↓

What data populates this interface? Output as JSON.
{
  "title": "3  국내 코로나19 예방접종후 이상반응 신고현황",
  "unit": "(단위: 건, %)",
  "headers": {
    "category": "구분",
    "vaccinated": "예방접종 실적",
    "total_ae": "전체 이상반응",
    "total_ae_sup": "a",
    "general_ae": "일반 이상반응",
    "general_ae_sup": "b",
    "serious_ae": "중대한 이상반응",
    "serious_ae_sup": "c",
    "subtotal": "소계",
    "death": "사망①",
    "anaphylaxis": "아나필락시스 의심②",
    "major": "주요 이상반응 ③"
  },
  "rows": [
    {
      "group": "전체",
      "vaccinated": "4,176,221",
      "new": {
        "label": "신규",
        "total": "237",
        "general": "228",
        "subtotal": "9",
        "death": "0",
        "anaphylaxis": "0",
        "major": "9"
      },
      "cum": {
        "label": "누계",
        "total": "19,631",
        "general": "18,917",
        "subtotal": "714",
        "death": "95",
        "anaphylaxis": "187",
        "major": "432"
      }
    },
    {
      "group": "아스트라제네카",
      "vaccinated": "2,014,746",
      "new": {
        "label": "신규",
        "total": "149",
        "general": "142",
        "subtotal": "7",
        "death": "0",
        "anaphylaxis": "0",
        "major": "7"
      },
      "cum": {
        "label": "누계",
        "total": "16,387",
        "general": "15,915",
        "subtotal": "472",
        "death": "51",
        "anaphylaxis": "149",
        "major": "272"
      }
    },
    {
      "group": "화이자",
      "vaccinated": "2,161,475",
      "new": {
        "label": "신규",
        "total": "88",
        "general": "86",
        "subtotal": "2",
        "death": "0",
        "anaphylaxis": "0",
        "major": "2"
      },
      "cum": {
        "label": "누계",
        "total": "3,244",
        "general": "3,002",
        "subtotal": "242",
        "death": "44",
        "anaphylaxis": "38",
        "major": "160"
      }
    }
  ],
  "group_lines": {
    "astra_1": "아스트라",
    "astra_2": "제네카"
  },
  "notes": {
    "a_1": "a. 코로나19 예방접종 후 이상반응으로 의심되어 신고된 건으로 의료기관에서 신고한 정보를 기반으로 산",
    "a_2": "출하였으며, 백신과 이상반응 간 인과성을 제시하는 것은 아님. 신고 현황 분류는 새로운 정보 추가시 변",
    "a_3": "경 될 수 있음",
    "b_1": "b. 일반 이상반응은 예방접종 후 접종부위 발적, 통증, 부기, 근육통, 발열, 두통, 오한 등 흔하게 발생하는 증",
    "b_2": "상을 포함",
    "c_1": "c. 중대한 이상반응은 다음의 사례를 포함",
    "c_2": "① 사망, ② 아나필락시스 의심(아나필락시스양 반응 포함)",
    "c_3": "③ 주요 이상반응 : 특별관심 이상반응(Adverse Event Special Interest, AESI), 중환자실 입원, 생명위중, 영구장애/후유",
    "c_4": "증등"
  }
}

↑

- _TASK GOAL_:
Search the records for the word "이상반응은" and copy every line where it occurs.

- _EXPECTED OUTPUT_:
    "b_1": "b. 일반 이상반응은 예방접종 후 접종부위 발적, 통증, 부기, 근육통, 발열, 두통, 오한 등 흔하게 발생하는 증",
    "c_1": "c. 중대한 이상반응은 다음의 사례를 포함",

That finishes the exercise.